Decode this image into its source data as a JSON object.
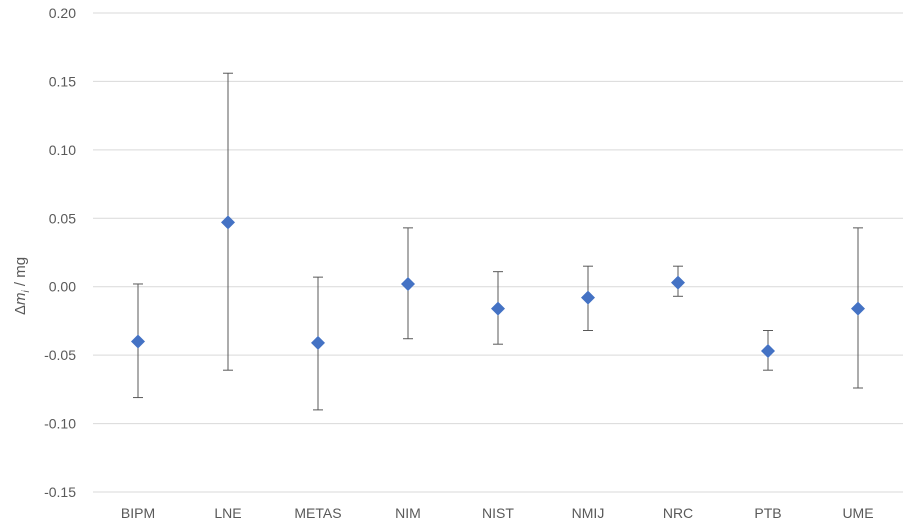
{
  "chart_data": {
    "type": "scatter",
    "error_bars": true,
    "title": "",
    "xlabel": "",
    "ylabel": {
      "prefix": "Δ",
      "symbol": "m",
      "subscript": "i",
      "suffix": " / mg"
    },
    "ylim": [
      -0.15,
      0.2
    ],
    "y_ticks": [
      "0.20",
      "0.15",
      "0.10",
      "0.05",
      "0.00",
      "-0.05",
      "-0.10",
      "-0.15"
    ],
    "y_tick_values": [
      0.2,
      0.15,
      0.1,
      0.05,
      0.0,
      -0.05,
      -0.1,
      -0.15
    ],
    "grid": "horizontal",
    "legend": "none",
    "marker": "diamond",
    "marker_color": "#4472C4",
    "errorbar_color": "#595959",
    "gridline_color": "#D9D9D9",
    "categories": [
      "BIPM",
      "LNE",
      "METAS",
      "NIM",
      "NIST",
      "NMIJ",
      "NRC",
      "PTB",
      "UME"
    ],
    "values": [
      -0.04,
      0.047,
      -0.041,
      0.002,
      -0.016,
      -0.008,
      0.003,
      -0.047,
      -0.016
    ],
    "error_low": [
      -0.081,
      -0.061,
      -0.09,
      -0.038,
      -0.042,
      -0.032,
      -0.007,
      -0.061,
      -0.074
    ],
    "error_high": [
      0.002,
      0.156,
      0.007,
      0.043,
      0.011,
      0.015,
      0.015,
      -0.032,
      0.043
    ]
  }
}
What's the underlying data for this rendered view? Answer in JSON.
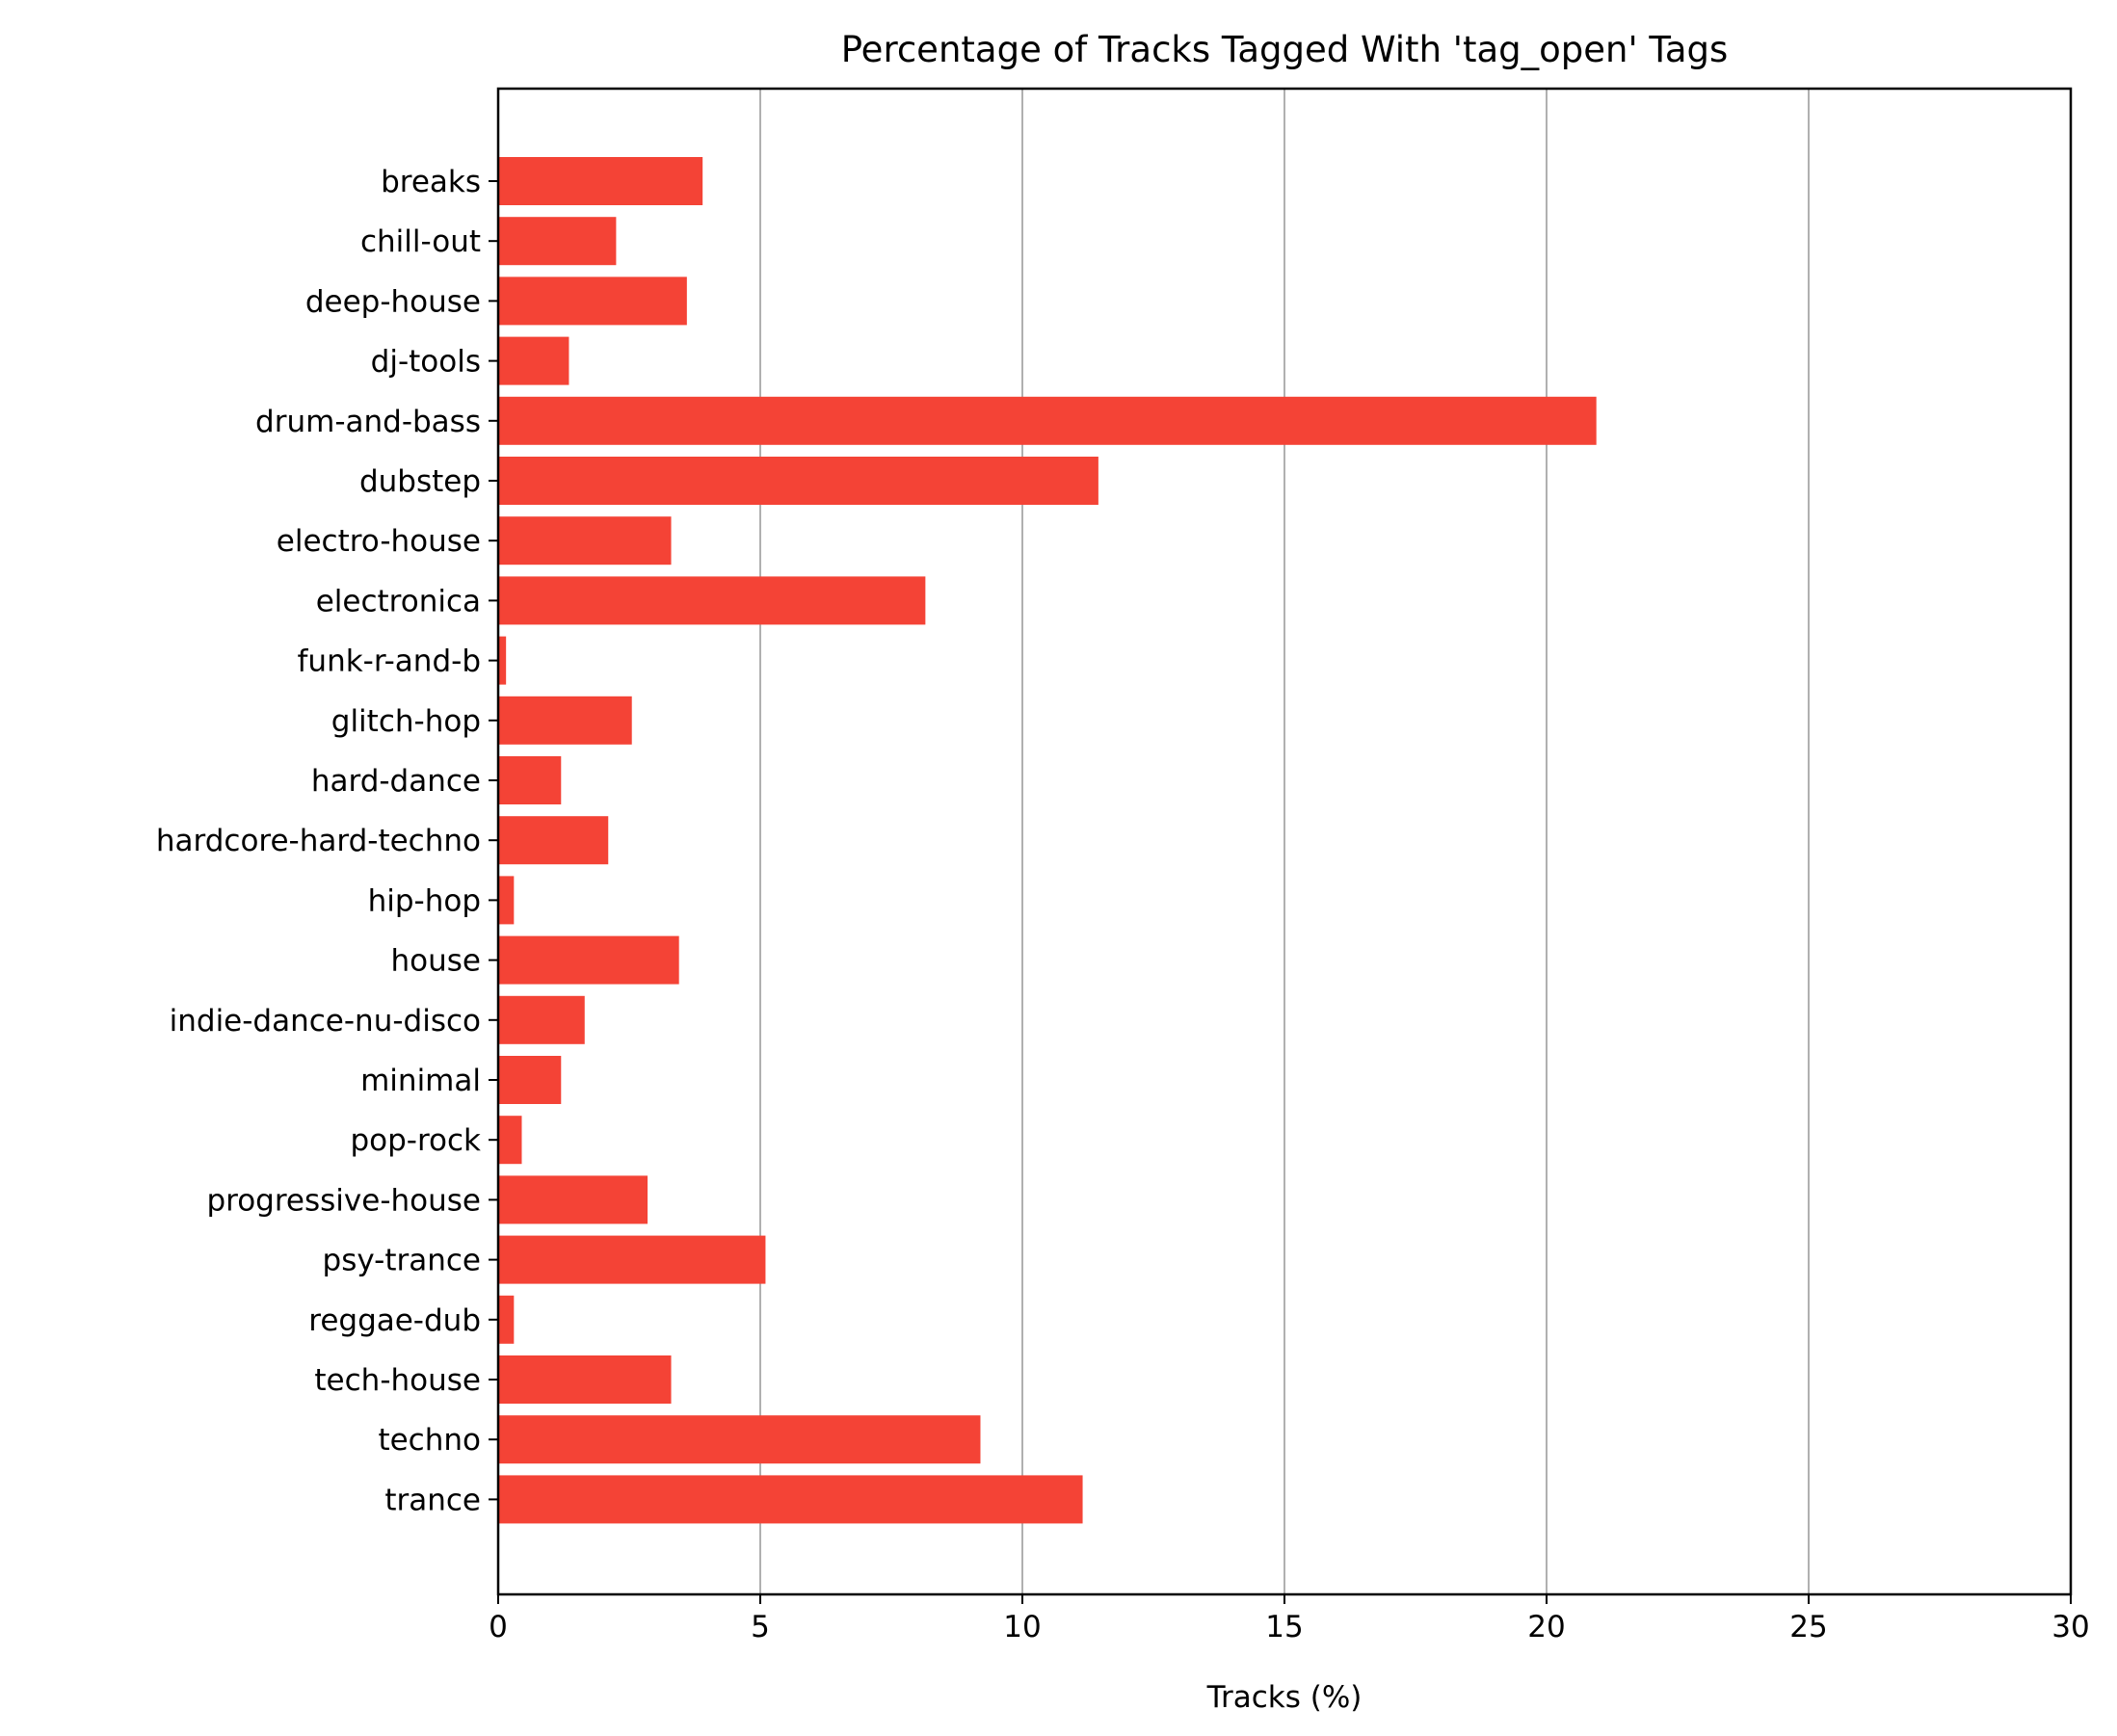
{
  "chart_data": {
    "type": "bar",
    "orientation": "horizontal",
    "title": "Percentage of Tracks Tagged With 'tag_open' Tags",
    "xlabel": "Tracks (%)",
    "ylabel": "",
    "xlim": [
      0,
      30
    ],
    "xticks": [
      "0",
      "5",
      "10",
      "15",
      "20",
      "25",
      "30"
    ],
    "grid": "vertical",
    "legend": "none",
    "bar_color": "#f44336",
    "categories": [
      "breaks",
      "chill-out",
      "deep-house",
      "dj-tools",
      "drum-and-bass",
      "dubstep",
      "electro-house",
      "electronica",
      "funk-r-and-b",
      "glitch-hop",
      "hard-dance",
      "hardcore-hard-techno",
      "hip-hop",
      "house",
      "indie-dance-nu-disco",
      "minimal",
      "pop-rock",
      "progressive-house",
      "psy-trance",
      "reggae-dub",
      "tech-house",
      "techno",
      "trance"
    ],
    "values": [
      3.9,
      2.25,
      3.6,
      1.35,
      20.95,
      11.45,
      3.3,
      8.15,
      0.15,
      2.55,
      1.2,
      2.1,
      0.3,
      3.45,
      1.65,
      1.2,
      0.45,
      2.85,
      5.1,
      0.3,
      3.3,
      9.2,
      11.15
    ]
  }
}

::::::::

**Task to complete:**
The word "JSON" may appear on some lines of these records; state how many such lines there are, and nothing else.

**Response to the task:**
2